▶ **What to work on**
Find each line containing the string "screenshot" and return it.

▶ **Entries with figure data**
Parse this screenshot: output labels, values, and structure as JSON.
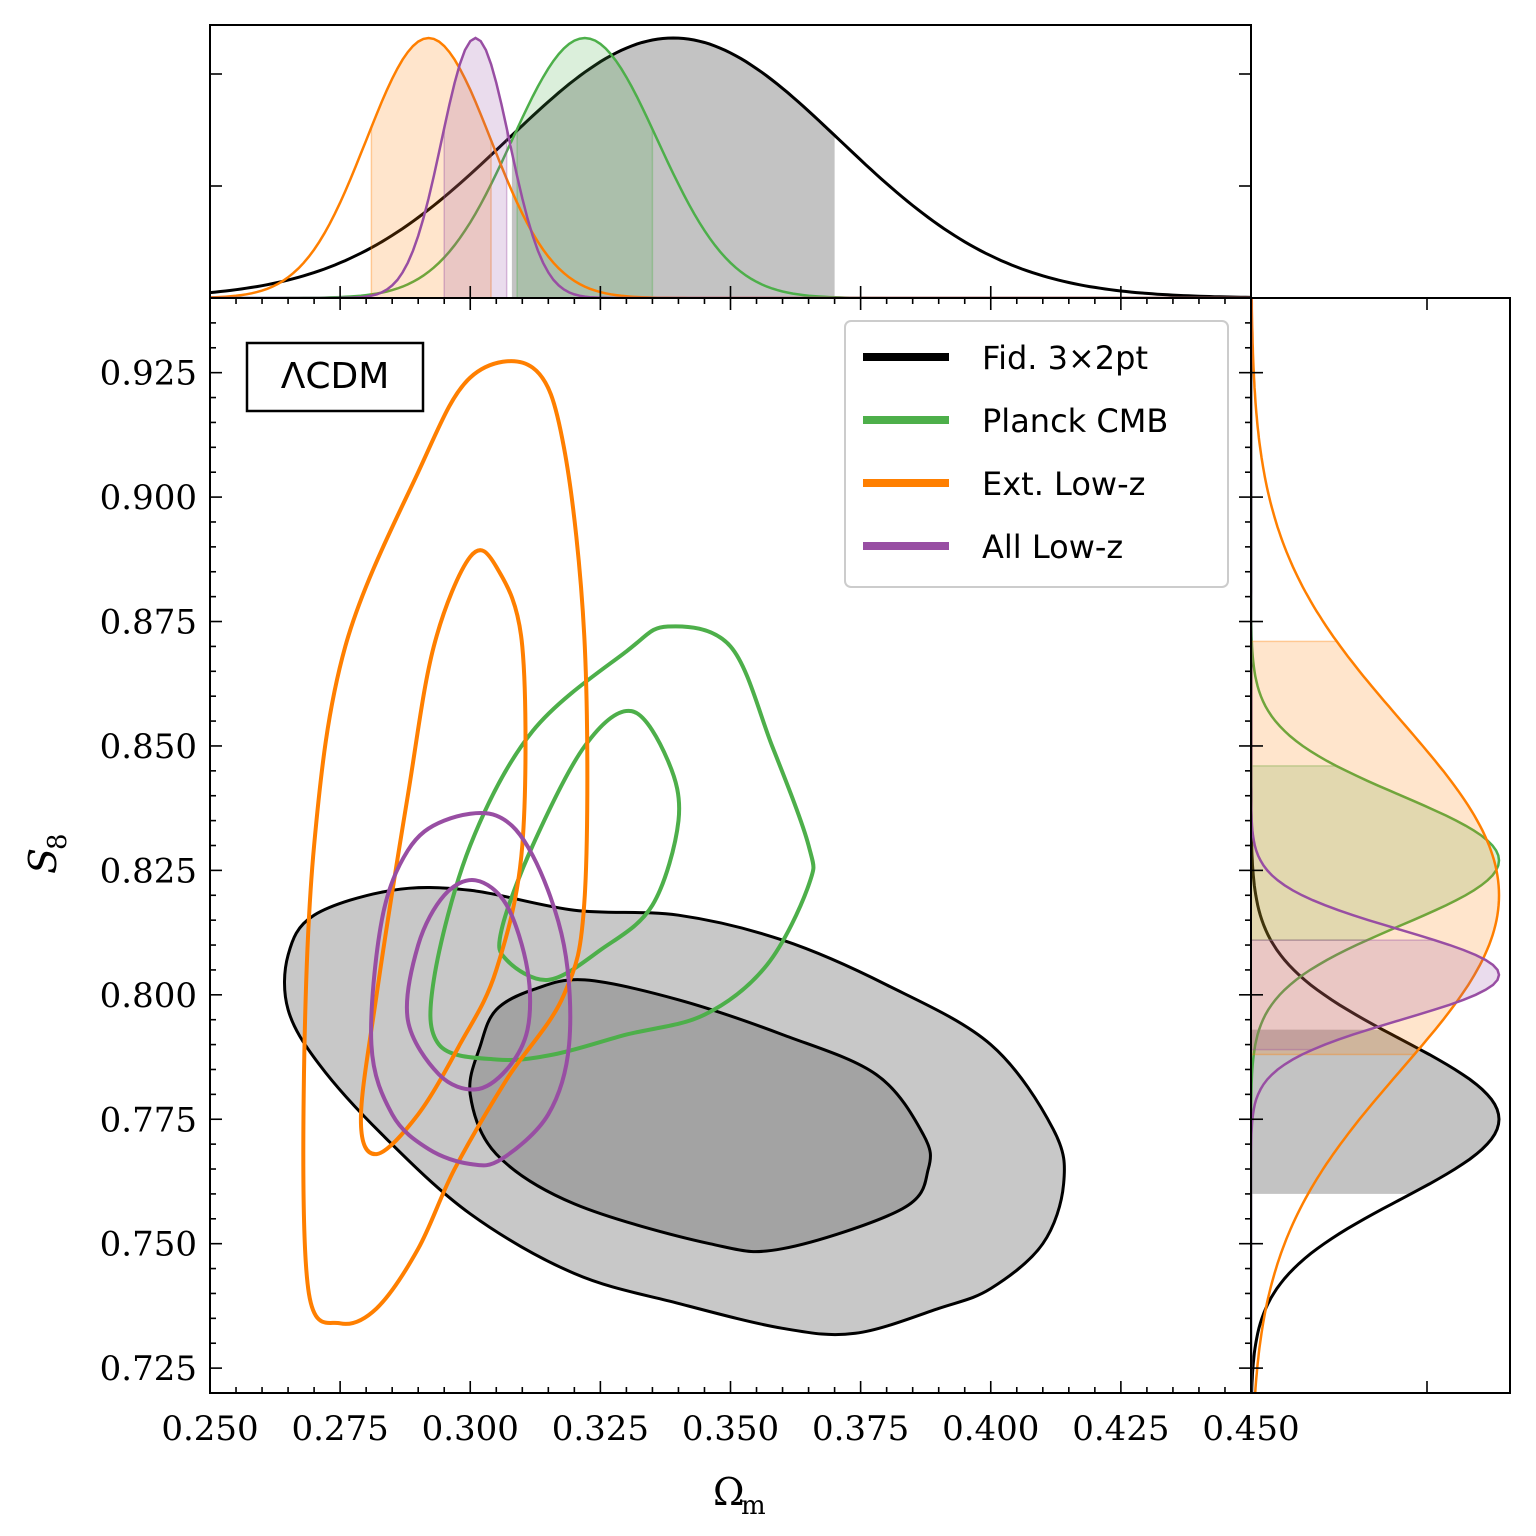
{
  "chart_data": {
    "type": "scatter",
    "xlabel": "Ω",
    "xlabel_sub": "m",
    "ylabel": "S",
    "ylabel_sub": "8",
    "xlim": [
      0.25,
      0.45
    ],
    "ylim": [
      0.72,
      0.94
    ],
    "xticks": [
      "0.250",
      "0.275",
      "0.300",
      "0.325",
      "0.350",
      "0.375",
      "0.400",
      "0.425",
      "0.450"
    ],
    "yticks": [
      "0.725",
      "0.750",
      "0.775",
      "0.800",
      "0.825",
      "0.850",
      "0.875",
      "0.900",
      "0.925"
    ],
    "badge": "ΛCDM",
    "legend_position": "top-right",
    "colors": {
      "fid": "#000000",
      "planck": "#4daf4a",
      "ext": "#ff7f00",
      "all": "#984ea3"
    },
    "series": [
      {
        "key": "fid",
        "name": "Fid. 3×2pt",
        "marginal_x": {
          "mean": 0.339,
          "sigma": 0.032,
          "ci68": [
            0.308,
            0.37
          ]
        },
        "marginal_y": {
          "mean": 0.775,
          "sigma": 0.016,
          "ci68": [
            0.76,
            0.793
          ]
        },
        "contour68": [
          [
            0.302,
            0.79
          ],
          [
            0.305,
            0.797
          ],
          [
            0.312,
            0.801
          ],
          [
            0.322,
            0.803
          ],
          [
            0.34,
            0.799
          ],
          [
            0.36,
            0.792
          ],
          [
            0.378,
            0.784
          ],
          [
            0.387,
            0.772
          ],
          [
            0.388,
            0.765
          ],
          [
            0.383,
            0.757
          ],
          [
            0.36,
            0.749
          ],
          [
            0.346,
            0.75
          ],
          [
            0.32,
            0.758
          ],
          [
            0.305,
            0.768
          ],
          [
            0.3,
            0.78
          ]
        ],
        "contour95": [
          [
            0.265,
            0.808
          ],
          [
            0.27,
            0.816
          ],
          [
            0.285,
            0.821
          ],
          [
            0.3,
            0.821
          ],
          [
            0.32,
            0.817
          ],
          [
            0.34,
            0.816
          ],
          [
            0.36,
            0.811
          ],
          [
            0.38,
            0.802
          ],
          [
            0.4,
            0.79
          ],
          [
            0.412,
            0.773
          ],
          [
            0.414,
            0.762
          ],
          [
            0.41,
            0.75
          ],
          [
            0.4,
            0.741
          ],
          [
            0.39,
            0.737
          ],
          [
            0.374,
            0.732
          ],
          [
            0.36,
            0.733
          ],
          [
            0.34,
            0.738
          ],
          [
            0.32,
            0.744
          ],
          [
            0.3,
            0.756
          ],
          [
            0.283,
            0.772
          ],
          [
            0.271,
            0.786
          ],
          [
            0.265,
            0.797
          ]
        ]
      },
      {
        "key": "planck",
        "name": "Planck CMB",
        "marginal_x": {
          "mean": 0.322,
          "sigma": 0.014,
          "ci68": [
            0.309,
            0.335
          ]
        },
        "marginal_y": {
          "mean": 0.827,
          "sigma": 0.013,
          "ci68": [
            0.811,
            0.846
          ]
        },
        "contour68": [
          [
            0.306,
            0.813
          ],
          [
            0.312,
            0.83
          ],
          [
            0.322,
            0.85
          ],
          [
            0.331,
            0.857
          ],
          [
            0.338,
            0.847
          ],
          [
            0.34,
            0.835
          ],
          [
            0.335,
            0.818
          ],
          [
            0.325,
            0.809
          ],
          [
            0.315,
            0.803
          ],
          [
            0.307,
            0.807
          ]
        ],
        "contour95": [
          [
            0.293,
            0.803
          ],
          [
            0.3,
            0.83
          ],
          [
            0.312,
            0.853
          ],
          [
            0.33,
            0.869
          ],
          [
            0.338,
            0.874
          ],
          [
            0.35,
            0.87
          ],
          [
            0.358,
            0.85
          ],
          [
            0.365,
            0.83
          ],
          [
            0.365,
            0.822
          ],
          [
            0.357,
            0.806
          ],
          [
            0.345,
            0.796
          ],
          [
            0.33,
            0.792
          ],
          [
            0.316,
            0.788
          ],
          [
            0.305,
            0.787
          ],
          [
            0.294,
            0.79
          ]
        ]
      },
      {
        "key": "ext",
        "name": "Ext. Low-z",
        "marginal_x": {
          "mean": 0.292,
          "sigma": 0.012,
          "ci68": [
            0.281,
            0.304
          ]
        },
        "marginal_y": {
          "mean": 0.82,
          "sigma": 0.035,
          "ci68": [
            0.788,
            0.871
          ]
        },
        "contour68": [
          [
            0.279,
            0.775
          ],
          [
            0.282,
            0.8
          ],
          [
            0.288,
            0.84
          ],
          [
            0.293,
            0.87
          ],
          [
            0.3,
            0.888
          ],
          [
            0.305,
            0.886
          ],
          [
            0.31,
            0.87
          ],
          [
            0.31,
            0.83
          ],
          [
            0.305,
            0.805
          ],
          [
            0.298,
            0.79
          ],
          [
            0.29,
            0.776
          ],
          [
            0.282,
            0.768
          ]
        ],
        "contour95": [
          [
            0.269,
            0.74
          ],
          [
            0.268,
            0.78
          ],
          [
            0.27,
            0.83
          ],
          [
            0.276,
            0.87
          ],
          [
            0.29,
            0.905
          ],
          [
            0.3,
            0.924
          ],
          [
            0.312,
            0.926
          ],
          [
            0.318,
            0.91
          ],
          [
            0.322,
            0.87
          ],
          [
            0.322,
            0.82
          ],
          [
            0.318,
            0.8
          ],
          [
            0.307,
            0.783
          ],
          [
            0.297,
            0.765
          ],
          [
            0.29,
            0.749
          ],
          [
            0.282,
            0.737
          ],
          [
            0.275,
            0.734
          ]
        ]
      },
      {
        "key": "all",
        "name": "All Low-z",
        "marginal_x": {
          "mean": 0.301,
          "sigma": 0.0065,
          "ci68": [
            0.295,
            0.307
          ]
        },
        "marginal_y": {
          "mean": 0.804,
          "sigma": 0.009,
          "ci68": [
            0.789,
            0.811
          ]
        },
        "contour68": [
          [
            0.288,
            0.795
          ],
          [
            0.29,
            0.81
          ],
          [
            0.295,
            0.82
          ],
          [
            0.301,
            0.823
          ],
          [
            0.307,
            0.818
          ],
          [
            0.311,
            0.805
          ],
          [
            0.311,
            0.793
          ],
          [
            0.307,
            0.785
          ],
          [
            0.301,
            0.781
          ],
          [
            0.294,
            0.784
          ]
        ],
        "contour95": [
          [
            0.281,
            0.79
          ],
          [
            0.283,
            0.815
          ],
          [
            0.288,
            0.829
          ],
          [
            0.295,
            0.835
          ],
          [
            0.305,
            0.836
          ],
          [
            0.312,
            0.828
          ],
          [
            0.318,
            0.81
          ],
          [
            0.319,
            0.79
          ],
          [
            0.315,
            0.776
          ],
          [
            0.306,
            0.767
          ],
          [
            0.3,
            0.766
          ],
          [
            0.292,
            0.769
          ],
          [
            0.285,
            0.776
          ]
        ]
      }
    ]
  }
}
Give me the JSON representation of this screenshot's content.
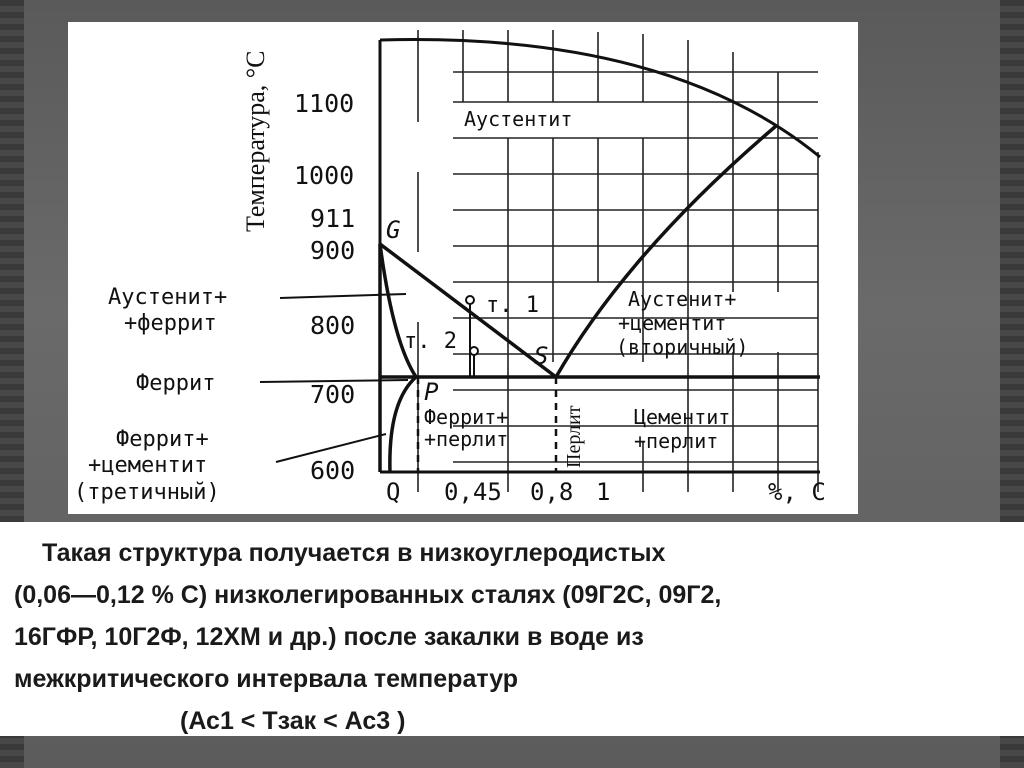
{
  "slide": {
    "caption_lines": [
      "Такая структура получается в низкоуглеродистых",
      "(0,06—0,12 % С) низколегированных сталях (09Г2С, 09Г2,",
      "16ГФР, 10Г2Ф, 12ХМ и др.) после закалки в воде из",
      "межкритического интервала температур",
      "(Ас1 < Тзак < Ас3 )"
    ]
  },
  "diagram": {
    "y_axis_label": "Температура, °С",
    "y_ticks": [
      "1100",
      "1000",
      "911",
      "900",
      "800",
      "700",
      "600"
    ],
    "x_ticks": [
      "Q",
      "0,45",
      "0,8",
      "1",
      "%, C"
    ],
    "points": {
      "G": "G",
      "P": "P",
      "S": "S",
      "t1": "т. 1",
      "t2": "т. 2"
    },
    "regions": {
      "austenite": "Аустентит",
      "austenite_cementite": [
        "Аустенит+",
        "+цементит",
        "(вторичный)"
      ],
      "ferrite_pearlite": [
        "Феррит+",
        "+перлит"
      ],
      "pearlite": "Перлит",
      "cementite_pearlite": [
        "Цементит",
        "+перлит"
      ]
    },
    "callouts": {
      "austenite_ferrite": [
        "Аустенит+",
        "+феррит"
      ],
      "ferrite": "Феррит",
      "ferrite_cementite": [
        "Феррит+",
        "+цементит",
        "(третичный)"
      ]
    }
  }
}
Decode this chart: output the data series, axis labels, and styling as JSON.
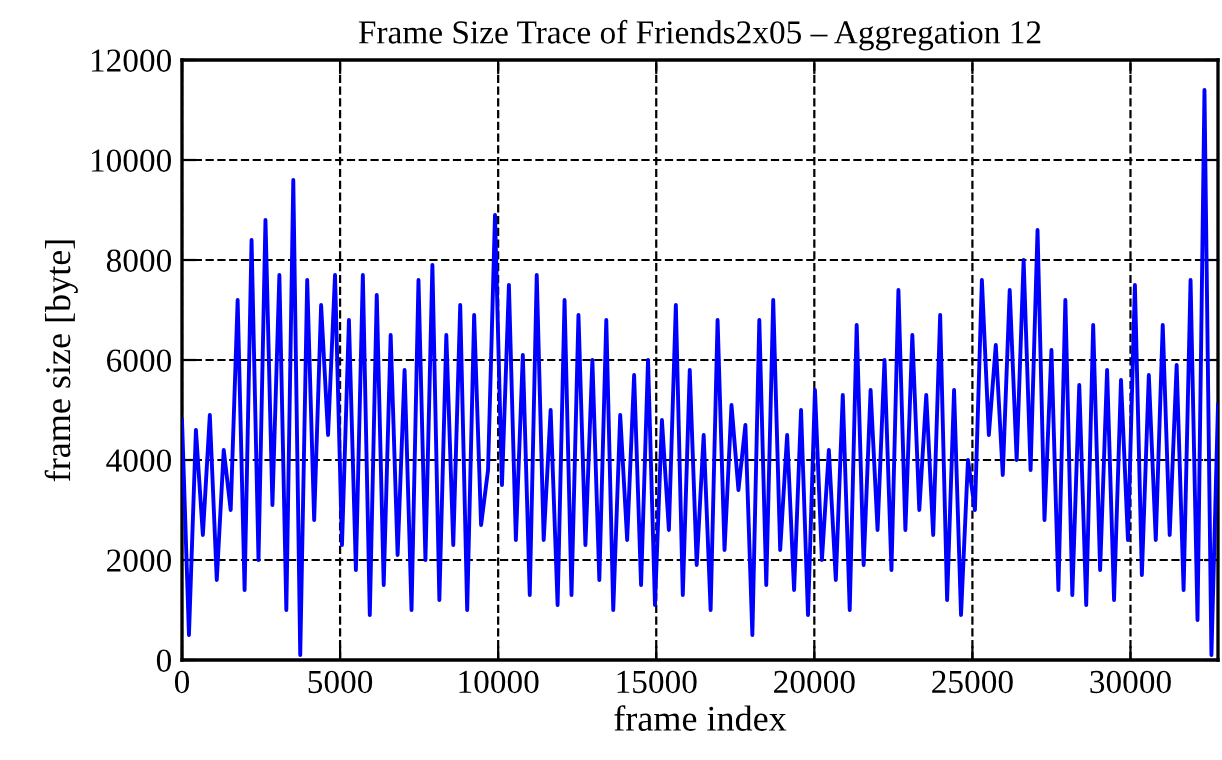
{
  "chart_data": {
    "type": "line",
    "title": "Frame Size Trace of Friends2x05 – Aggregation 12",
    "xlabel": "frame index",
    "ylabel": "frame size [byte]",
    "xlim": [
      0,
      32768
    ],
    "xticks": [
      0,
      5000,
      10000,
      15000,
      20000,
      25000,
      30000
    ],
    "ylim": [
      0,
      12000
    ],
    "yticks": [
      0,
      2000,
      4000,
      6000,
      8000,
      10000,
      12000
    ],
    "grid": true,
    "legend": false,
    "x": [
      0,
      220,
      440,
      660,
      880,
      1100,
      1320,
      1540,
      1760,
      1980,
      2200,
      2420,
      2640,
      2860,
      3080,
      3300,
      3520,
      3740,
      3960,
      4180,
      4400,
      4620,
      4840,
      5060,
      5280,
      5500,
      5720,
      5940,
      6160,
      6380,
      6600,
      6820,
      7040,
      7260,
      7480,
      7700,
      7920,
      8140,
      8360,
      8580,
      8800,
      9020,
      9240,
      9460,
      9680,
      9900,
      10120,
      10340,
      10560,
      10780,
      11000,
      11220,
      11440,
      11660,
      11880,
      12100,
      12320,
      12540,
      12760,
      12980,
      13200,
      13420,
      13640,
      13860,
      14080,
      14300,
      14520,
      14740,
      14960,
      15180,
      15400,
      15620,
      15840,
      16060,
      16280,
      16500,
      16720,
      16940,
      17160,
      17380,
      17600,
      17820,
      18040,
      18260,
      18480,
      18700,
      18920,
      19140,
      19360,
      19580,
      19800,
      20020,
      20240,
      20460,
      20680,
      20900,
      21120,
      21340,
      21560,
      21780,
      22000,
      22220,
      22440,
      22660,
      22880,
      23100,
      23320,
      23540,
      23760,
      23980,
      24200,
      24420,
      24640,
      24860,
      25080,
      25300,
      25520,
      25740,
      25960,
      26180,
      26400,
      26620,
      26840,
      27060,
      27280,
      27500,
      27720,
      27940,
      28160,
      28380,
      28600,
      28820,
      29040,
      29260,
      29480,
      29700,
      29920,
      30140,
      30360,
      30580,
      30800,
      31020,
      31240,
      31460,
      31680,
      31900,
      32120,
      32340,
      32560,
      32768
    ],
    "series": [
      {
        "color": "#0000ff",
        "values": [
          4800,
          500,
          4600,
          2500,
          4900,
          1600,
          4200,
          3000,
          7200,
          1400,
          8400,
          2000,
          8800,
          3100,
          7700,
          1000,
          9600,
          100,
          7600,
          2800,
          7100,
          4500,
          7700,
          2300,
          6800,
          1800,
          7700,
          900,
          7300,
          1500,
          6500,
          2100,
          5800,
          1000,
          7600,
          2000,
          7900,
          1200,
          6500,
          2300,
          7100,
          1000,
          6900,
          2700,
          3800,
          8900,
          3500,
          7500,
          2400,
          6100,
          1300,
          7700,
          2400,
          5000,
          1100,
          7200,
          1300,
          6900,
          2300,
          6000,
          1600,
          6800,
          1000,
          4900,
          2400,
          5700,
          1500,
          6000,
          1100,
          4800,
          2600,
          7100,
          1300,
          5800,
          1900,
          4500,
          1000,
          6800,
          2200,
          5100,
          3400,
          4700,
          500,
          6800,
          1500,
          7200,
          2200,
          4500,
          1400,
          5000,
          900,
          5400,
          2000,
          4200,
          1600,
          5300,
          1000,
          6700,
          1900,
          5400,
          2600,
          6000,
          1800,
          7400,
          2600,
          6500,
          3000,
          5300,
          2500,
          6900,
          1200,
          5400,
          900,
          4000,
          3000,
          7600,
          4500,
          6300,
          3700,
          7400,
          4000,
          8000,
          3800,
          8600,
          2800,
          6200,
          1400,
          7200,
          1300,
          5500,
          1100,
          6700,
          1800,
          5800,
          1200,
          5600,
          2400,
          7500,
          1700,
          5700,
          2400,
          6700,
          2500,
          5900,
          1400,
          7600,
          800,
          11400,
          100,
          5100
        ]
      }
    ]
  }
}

▶ **Solution to the exercise**
Parse this screenshot: output labels, values, and structure as JSON.
Give me the JSON representation of this screenshot's content.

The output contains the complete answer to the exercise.